EMPLOYMENT AGREEMENT
Exhibit 10.3
THIS AGREEMENT entered into as of April 1, 2003 by and between Xxxx Xxx Corporation, a Maryland corporation, with its principal place of business at Three First Xxxxxxxx Xxxxx, Xxxxx 0000, Xxxxxxx, Xxxxxxxx 00000 X.X.X. (“Xxxx Xxx”), and X.X.X.X. Xxxxxxx, an individual whose principal residence is at Xxxxxxxxxxxx 00, 0000 XX Xxxxx, the Netherlands (“Xxxxxxx”).
Introduction
X. | Xxxxxxx is a Vice President of Xxxx Xxx (effective March 27, 2003). Xxxxxxx serves as Member of the Board of Management of Xxxx Xxx/DE International B.V., an indirect, wholly-owned subsidiary of Xxxx Xxx, incorporated in the Netherlands (“Xxxx Xxx/DE”), effective July 1, 2003. |
X. | Xxxxxxx has agreed to serve Xxxx Xxx as a Vice President in consideration for certain compensation and benefits. |
C. | Xxxx Xxx has granted certain compensation and benefits to Xxxxxxx in consideration for his services as Vice President. |
X. | Xxxxxxx has entered into an employment agreement with Xxxx Xxx/DE, providing for certain compensation and benefits related to his services as Member of the Board of Management of Xxxx Xxx/DE (the “Xxxx Xxx/DE Employment Agreement”). |
X. | Xxxxxxx and Xxxx Xxx desire to determine the terms and conditions for servicing Xxxx Xxx and to enter into a written employment agreement (the “Employment Agreement”). |
Now therefore, Xxxx Xxx and Xxxxxxx hereby agree as follows:
1. | Employment – Duties and Responsibilities |
Subject to the terms and conditions of this Agreement, Xxxx Xxx agrees to employ Xxxxxxx as of April 1, 2003 (in the capacity of Vice President effective March 27, 2003). In consideration of the compensation and benefits provided for in this Agreement, Xxxxxxx agrees to perform such services as may be requested from time to time by Xxxx Xxx. Without limiting the foregoing, Xxxxxxx agrees to assist with the ongoing design and development of Xxxx Xxx’x business strategies, acquisitions and divestment policies, human resources policies and communication policies, in particular in relation to the Household & Body Care Division. In addition, Xxxxxxx agrees to represent Xxxx Xxx externally and enhance investor relations and contribute to and establish programs and policies to optimize the financial results of the respective operating companies of Xxxx Xxx. In undertaking the foregoing duties and responsibilities, the parties acknowledge and agree that Xxxxxxx requires to be in the U.S.A. for at least fifteen days per year.

(Labeled region entries)
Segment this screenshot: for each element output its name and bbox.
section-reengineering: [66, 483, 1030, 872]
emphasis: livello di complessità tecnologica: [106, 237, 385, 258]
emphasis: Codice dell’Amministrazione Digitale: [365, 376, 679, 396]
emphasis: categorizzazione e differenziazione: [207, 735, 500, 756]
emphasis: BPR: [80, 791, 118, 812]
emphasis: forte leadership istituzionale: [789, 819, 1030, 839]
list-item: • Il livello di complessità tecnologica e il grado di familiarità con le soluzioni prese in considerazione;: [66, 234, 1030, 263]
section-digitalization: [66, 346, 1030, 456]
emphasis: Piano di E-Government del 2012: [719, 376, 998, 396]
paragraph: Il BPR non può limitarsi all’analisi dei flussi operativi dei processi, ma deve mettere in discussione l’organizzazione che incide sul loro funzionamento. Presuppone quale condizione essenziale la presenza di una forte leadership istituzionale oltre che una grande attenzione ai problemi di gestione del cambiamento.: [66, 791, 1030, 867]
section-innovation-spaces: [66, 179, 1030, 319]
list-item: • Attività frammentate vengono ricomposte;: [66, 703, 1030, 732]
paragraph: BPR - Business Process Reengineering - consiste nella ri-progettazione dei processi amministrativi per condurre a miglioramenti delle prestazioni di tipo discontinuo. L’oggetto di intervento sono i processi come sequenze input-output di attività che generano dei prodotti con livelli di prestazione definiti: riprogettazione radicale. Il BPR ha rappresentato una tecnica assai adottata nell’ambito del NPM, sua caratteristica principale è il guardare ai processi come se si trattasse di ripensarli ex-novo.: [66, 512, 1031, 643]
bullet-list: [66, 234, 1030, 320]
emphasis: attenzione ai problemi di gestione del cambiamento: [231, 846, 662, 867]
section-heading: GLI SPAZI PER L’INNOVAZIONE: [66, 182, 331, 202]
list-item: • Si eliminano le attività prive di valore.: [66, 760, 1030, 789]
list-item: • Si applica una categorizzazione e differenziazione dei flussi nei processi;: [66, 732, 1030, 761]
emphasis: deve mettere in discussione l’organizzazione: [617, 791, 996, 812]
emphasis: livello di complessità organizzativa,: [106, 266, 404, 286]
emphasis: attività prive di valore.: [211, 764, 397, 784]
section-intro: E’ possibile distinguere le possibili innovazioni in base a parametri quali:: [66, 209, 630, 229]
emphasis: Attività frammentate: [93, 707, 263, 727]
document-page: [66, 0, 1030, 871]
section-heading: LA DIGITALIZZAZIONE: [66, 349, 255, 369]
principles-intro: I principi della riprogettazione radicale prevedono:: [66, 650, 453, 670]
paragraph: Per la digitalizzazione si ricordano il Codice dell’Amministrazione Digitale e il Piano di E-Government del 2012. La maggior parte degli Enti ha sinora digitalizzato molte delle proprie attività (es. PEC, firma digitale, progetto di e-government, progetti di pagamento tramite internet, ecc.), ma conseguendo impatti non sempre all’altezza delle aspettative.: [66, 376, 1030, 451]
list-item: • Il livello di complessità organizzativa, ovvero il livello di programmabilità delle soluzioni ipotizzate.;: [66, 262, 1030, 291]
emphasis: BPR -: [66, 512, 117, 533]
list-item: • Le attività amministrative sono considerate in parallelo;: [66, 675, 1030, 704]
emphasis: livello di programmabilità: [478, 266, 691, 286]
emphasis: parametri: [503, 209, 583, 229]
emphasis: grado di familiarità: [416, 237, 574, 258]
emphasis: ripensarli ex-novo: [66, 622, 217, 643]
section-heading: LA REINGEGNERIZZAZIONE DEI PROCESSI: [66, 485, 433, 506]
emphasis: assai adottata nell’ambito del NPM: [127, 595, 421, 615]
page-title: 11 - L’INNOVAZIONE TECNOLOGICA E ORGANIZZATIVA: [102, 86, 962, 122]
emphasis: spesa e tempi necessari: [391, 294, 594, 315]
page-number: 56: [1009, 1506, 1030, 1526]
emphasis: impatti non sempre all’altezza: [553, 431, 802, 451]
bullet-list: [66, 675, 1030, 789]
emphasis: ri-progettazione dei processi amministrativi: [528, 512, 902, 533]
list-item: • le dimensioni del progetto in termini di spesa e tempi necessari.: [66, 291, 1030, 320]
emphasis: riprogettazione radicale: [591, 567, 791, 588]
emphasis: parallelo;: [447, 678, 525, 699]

▶ _Set tasks_
1. Answer these questions about the employment agreement excerpt:
(a) As of what date was the agreement entered into?
(b) On what date did the Vice President appointment take effect?
(c) For at least how many days per year must the employee be in the U.S.A.?
2. Pick up the employment agreement after its final sentence and continue writing it.
The entries stand apart from the employment agreement and have no connection to it.

▶ _Answers for the tasks_
1.
(a) April 1, 2003
(b) March 27, 2003
(c) Fifteen days

2.
2. | Employment at Will |
The parties acknowledge and agree that Xxxxxxx shall hold his office as Vice President of Xxxx Xxx as an “at will” employee of Xxxx Xxx and that this Agreement and his employment may be terminated by Xxxx Xxx at any time without reason or cause.
3. | Annual Salary |
In consideration for the services rendered by Xxxxxxx to Xxxx Xxx, during the term of this Agreement and commencing as of April 1, 2003 Xxxx Xxx shall pay Xxxxxxx an annual gross salary of €87,000. Xxxx Xxx shall evaluate Xxxxxxx’x performance at least annually and may adjust his annual salary as of
January 1 of each succeeding year that this Agreement remains in effect. Xxxx Xxx shall pay Xxxxxxx’x salary, after deducting or withholding all applicable payroll taxes and premiums due in the U.S.A., paid in advance, in four quarterly installments, on or about the last business day of December, March, June and September. At Xxxxxxx’x request, Xxxx Xxx will arrange for the direct deposit (via wire transfer or other electronic delivery) of Xxxxxxx’x quarterly annual salary payments to Xxxxxxx’x bank or other financial institution.
4. | Annual Incentive Plan |
During the term of this Agreement, Xxxxxxx shall be entitled to participate in the Xxxx Xxx Corporation Annual Incentive Plan (the “Annual Plan”) in accordance with the terms and conditions of the Annual Plan. The Annual Plan currently provides for the opportunity to earn additional compensation in cash, Xxxx Xxx Corporation common stock or restricted stock units (the “Annual Bonus”). The potential amount of the Annual Bonus may be related to the performance of operating businesses for which Xxxxxxx is responsible, the performance of Xxxx Xxx Corporation in its entirety, and the performance of Xxxxxxx in meeting certain individual performance criteria. Any award earned by Xxxxxxx under the Annual Plan is payable to Xxxxxxx at the same time as awards under the Annual Plan are paid to other Xxxx Xxx executives at Xxxxxxx’x level.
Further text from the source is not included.